- **EXTRACTED TEXT**:
Ground Control to Major Tom: Globe heating faster, do something now
Published February 15, 2009 @ 08:35AM PT
What if the cream of the world's astrophysicists, known to be sober individuals not given to extreme statements, gave a press conference tomorrow? And told the gathered reporters that they'd detected a fleet of alien warships out in space, on their way to Earth to destroy human civilization-- and that we had 10 years before they arrived?
We'd probably get to work right now on defending ourselves, right?
Well, we've gotten the equivalent signal on global warming, and while we don't have just 10 years to live, we've got about that much time (maybe less) to preserve a planet that's a pleasure to live upon. On Saturday, a well-respected climatologist told a gathering of colleagues and press in Chicago that pace and impact of climate change on the global environment are likely to be much faster than any recent research has anticipated.
"We are basically looking now at a future climate that's beyond anything we've considered seriously in climate model simulations," said Christopher Field, a member of the UN's Intergovernmental Panel on Climate Change, and founding director of the Carnegie Institution's Department of Global Ecology at Stanford University.
With this information, there can't be any really valid excuses left to delay cleaning up our energy supply, weatherizing and retrofitting our buildings -- as well as overhauling building codes to require high energy-efficiency standards -- and transportation systems. Judging from some of the provisions in the economic stimulus plan on its way to the president's desk, we can merge our energy and transport goals to some extent with sparking the economy.
The reason the IPCC underestimated the pace of climate change, says Field, is that the recent research (including the IPCC report he helped prepare for publication in 2007) did not have access to the most recent data on greenhouse gas emissions from burning fossil fuels. It turns out that from 2000 to 2007, these emissions were notably higher than the estimates used in the IPCC's report, already not a cheery read. They were higher largely because of the faster-than-anticipated growth of the developing economies of China and India, which rely largely on burning coal for energy.

- **SUPPLIED DATA**:
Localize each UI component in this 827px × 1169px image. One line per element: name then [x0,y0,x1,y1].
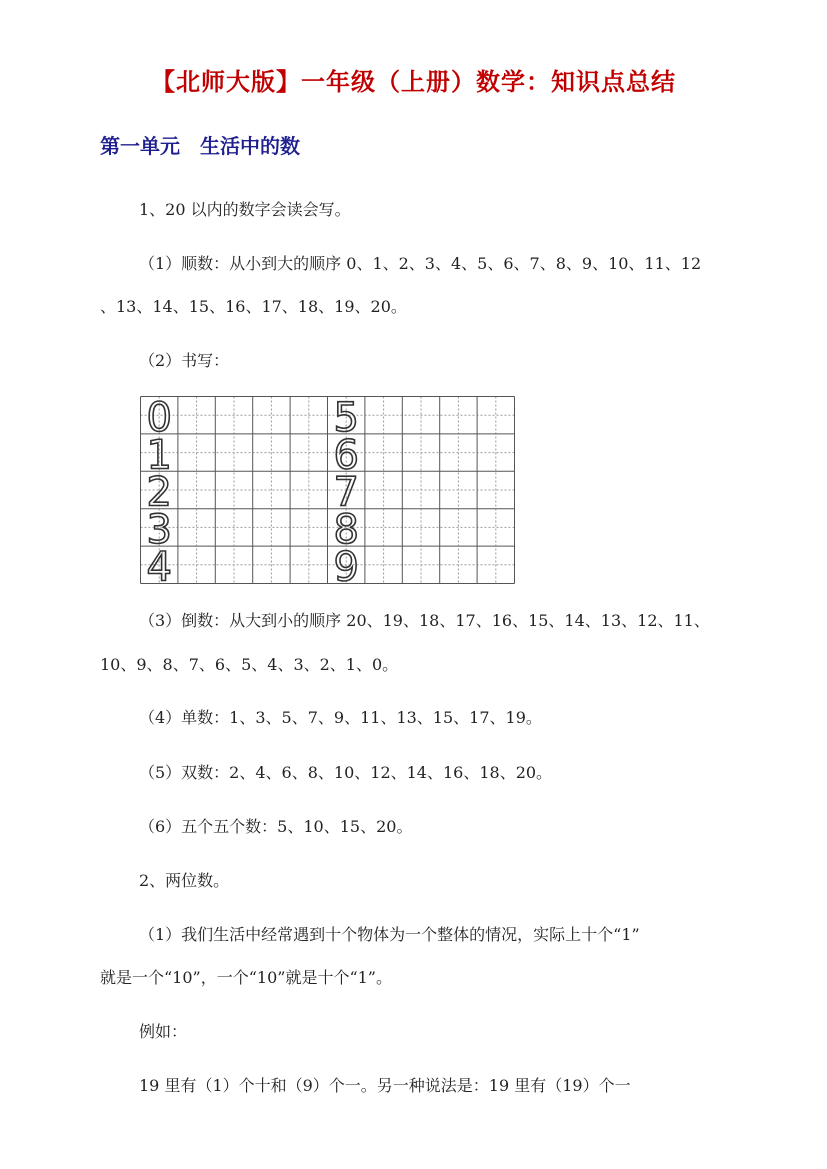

- **TASK TO CARRY OUT**: Continue the article on climate change accelerating faster than forecast, starting directly after its last paragraph and paying no attention to the material.

- **RESULT**:
"We are basically looking now at a future climate that is beyond anything that we've considered seriously in climate policy," Chris Field said on Saturday.
China and India have every right to expand their economies -- but US legislators and political leaders, running what's been until recently the world's largest greenhouse gas polluter -- have played a "China card" in rebuffing strong action to curb our own contributions to destabilizing the climate. Since China, as a developing nations, is not required to participate in the emissions curbs under the Kyoto treaty, why should the US risk its own economic health to do the same?
Happily, it looks like this won't be the operating philosophy of the Obama administration. Secretary of State Hillary Clinton is making China Asian nations including China the destinations of her first diplomatic trip. "Climate change will figure high on Mrs. Clinton’s agenda in Beijing, where she said she would emphasize how the two countries must work together," reports The New York Times. "She plans to visit an energy-efficient power plant near Beijing that is a joint venture of General Electric and a Chinese partner."
At NYC's Asia Society on Friday, Clinton stated that the US has nothing to fear from a strong Chinese economy, and said she would not pursue the adversarial position of the Bush administration towards China.
Good. Faster-rising global temperatures are creating more powerful "feedback loops" that are intensifying global heating themselves, says Field:
- Higher temperatures are starting to melt the permafrost of the arctic, which stores 1 trillino tons of methane and carbon dioxide. Upwards of 10 percent of that carbon could be released into the atmosphere during the next 90 years, says Field.
- The rising heat is melting the Arctic ice cap, which would otherwise reflect sunlight back into space; instead they're being absorbed by the Arctic Ocean waters, which store the heat and contribute to higher surface temperatures.
- Evidence is mounting that the land and marine ecosystems that have historically soaked up carbon from the atmosphere are hitting their limits.
"We don't want to cross a critical threshold," Field said on Saturday, "where this massive release of carbon starts to run on autopilot."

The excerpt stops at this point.